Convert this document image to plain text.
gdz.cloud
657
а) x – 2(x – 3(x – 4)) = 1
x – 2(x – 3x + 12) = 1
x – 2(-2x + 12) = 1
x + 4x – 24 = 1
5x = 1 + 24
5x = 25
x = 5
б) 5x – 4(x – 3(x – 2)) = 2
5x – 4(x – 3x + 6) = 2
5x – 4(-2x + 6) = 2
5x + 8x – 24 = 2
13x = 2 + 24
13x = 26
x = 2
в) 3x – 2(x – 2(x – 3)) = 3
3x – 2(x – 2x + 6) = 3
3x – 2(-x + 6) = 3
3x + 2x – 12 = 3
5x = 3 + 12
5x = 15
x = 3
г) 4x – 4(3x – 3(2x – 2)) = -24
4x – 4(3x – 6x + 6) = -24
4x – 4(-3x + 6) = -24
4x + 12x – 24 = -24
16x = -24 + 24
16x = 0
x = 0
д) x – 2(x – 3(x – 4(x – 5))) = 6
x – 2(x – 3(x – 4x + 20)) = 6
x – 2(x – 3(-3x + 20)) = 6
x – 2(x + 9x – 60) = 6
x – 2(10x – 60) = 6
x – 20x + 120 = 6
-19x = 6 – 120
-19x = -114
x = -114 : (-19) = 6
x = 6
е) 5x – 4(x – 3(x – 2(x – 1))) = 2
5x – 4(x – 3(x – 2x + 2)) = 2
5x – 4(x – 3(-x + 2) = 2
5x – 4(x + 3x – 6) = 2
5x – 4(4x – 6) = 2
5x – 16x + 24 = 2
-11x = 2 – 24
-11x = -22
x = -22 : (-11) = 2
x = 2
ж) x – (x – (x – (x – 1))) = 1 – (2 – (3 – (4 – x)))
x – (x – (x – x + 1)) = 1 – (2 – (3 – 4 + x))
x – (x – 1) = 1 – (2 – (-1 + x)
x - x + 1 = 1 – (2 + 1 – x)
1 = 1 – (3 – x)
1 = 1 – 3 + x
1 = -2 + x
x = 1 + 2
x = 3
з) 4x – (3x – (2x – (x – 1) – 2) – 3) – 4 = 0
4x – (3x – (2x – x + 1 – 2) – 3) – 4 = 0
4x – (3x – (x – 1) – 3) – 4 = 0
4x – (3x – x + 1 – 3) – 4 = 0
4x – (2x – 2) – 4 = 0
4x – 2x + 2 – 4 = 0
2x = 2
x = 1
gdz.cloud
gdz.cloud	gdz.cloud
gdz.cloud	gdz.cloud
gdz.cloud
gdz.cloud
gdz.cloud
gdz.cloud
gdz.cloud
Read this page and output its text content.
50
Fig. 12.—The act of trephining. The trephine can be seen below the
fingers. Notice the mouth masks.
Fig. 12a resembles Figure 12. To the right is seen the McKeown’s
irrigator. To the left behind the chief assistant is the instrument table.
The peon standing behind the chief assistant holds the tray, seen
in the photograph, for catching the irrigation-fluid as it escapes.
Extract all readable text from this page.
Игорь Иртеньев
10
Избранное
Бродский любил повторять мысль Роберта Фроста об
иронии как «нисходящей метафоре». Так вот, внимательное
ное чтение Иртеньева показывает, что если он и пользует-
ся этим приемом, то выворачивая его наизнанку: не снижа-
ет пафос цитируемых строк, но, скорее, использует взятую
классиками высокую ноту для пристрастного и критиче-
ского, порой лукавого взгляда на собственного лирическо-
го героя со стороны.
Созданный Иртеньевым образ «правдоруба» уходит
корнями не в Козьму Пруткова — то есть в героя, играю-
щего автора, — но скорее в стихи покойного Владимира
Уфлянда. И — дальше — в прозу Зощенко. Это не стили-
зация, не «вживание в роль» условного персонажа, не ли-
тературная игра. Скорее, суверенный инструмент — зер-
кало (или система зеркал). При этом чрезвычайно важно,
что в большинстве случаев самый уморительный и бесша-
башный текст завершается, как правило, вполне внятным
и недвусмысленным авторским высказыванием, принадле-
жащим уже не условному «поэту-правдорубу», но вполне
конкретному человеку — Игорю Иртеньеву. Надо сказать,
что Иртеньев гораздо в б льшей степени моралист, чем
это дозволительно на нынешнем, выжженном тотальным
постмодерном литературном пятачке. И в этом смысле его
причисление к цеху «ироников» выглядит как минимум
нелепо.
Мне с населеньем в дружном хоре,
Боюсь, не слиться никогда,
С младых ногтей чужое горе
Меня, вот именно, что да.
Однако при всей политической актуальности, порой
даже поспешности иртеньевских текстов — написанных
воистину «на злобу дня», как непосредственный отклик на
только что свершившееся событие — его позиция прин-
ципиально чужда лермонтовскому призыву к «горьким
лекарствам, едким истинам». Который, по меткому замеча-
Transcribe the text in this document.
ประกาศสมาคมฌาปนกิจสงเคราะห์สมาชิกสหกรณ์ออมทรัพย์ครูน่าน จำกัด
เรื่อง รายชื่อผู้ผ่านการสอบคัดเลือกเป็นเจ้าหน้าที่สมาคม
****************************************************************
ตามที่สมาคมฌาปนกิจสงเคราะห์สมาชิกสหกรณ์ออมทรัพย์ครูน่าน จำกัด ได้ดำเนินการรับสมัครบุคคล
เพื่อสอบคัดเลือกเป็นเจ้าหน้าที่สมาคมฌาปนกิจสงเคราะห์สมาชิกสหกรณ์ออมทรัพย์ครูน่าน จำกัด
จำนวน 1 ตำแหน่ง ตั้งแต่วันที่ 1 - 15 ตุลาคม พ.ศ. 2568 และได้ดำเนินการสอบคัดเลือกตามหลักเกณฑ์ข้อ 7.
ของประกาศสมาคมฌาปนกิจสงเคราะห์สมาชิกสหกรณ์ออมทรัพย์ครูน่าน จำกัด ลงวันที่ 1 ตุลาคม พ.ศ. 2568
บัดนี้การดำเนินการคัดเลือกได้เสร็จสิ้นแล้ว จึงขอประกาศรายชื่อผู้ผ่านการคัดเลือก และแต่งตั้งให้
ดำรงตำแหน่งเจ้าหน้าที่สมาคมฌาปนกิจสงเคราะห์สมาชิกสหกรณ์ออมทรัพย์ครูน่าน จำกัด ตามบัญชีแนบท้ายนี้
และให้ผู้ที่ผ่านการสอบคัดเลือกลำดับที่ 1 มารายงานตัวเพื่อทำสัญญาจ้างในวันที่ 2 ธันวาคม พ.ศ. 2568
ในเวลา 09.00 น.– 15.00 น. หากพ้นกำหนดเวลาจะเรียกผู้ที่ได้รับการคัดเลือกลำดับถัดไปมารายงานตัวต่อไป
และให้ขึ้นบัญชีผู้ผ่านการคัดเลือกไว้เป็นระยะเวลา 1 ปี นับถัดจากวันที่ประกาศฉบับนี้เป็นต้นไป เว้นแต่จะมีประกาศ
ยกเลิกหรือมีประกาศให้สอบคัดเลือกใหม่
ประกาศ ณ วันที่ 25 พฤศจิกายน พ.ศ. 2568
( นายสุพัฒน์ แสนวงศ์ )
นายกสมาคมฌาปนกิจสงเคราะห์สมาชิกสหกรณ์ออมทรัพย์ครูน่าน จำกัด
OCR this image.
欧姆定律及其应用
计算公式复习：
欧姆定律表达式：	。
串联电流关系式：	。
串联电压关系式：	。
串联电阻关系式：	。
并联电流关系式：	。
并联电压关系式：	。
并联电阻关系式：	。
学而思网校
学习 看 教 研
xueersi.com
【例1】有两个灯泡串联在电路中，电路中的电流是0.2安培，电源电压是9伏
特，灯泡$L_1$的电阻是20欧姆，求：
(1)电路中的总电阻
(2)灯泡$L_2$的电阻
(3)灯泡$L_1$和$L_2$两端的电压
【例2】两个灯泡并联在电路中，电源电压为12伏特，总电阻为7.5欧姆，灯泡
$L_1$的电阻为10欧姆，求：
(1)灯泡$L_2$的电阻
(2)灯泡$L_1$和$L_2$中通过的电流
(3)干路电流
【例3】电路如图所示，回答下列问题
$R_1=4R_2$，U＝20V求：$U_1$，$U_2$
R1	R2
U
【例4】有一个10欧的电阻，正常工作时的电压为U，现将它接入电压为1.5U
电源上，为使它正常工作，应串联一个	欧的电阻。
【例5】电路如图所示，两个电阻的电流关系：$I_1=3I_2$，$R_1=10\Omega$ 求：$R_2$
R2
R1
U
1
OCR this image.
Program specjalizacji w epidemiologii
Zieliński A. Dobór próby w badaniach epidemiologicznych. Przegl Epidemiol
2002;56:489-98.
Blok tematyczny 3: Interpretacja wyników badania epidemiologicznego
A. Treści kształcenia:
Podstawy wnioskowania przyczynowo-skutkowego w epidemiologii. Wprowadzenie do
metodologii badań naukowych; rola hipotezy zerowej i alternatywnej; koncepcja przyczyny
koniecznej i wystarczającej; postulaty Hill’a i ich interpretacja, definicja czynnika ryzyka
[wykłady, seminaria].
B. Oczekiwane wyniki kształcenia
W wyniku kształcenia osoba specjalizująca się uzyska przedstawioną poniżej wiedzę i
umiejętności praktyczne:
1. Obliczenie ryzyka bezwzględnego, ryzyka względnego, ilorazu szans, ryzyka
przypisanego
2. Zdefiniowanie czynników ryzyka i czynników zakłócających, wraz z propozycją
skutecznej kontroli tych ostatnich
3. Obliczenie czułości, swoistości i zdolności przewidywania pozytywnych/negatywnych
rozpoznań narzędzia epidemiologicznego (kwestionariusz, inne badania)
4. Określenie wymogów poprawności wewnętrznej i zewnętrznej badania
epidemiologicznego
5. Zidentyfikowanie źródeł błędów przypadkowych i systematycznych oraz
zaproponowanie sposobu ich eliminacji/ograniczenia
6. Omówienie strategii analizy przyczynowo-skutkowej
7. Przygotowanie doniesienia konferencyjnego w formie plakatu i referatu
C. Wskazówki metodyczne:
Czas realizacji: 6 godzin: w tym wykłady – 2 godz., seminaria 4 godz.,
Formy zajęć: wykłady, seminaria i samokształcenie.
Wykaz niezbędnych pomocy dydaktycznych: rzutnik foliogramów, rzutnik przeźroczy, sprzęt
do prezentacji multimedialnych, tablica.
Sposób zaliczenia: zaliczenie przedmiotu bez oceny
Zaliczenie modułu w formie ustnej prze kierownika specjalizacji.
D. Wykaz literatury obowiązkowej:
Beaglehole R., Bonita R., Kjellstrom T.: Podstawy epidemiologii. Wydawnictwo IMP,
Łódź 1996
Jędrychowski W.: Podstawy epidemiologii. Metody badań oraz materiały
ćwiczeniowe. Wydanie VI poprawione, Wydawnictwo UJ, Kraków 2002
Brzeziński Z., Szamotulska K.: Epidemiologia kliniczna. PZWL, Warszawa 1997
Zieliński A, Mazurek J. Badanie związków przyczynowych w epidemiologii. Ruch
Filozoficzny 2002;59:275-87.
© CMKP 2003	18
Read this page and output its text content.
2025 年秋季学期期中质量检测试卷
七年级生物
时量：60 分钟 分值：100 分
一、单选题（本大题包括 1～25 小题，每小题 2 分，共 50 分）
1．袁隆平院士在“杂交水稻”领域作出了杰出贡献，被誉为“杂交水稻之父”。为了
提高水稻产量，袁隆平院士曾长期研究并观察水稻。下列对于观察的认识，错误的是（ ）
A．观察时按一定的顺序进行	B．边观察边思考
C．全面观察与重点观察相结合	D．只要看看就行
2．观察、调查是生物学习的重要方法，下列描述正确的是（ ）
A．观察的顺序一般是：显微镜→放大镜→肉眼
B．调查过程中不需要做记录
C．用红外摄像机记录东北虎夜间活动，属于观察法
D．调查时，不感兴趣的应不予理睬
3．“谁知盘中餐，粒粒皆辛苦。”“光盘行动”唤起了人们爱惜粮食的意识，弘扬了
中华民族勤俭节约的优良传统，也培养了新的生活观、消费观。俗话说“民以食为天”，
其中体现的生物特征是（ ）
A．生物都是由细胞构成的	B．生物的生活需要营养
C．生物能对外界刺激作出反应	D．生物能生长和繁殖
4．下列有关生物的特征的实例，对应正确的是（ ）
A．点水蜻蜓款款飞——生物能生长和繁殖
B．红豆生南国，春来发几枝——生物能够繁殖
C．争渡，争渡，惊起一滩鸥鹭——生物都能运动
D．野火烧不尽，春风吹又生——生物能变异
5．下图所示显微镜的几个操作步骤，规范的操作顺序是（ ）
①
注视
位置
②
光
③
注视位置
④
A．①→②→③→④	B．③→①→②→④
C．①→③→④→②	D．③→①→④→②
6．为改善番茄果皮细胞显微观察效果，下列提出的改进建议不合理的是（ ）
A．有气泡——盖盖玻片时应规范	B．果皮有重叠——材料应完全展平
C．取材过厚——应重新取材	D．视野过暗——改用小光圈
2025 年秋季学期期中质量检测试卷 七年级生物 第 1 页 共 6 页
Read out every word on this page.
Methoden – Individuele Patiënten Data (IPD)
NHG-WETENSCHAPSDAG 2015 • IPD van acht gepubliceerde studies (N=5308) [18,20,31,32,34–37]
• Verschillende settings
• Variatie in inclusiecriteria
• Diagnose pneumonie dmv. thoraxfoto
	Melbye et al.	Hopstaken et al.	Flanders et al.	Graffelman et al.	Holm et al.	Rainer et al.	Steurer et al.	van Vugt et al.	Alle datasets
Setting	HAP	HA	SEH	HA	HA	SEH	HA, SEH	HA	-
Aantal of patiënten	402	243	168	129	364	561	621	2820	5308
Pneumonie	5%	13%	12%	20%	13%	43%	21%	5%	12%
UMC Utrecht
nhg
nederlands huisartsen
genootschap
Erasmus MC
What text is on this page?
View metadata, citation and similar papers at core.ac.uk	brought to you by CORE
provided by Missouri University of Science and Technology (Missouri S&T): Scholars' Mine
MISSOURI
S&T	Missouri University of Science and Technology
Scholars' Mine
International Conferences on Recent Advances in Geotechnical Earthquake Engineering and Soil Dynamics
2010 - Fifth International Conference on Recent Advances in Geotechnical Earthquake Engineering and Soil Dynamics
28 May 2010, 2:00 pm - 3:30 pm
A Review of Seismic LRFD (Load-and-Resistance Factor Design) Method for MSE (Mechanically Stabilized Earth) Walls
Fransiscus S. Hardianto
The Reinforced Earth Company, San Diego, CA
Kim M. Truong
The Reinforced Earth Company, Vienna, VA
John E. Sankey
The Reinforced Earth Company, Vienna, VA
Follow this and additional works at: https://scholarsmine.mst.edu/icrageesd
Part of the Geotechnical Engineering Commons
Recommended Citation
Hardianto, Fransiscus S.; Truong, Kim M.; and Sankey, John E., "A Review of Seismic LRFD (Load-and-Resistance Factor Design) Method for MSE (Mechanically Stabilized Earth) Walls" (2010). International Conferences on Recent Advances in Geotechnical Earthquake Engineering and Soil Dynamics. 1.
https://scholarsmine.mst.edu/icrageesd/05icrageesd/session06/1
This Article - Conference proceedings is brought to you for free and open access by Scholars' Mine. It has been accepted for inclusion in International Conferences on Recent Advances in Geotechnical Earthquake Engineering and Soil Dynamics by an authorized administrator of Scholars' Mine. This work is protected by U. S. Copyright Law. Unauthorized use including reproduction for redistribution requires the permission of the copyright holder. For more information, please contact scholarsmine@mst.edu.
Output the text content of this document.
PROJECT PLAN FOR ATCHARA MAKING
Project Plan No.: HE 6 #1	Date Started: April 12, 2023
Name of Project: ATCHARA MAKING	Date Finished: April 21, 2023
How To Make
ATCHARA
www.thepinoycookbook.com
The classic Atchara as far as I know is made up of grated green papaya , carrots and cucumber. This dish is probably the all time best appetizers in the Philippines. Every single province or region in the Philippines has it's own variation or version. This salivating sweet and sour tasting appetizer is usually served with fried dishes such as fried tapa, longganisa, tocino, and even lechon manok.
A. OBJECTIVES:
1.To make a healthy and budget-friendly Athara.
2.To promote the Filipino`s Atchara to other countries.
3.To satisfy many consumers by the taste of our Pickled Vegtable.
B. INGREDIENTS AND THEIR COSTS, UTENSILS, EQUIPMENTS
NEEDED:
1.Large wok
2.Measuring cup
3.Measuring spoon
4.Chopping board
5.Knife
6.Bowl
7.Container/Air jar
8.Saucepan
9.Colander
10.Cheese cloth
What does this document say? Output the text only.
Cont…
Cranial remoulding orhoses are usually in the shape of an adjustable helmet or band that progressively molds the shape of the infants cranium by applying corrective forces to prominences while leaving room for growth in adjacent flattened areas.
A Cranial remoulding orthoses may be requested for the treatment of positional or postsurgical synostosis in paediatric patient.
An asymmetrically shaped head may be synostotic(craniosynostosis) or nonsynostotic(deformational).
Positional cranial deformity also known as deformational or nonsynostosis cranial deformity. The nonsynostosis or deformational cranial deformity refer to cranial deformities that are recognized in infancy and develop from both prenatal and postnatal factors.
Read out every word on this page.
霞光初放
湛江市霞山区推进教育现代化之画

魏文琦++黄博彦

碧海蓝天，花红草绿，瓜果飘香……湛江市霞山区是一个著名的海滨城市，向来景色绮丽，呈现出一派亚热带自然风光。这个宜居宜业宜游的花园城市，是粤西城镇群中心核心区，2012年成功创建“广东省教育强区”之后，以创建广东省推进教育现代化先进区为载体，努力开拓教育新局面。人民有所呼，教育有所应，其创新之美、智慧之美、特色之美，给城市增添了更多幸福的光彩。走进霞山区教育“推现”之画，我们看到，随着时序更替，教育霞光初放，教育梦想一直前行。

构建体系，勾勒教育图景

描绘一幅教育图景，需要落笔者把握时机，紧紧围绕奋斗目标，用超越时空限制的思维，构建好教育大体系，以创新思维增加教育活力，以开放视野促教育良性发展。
★ ★ ★ ★ ★ ★ ★
* **Prompt**: From the data above, copy each line that holds "Podstawy".

* **The reply**:
Podstawy wnioskowania przyczynowo-skutkowego w epidemiologii. Wprowadzenie do
Beaglehole R., Bonita R., Kjellstrom T.: Podstawy epidemiologii. Wydawnictwo IMP,
Jędrychowski W.: Podstawy epidemiologii. Metody badań oraz materiały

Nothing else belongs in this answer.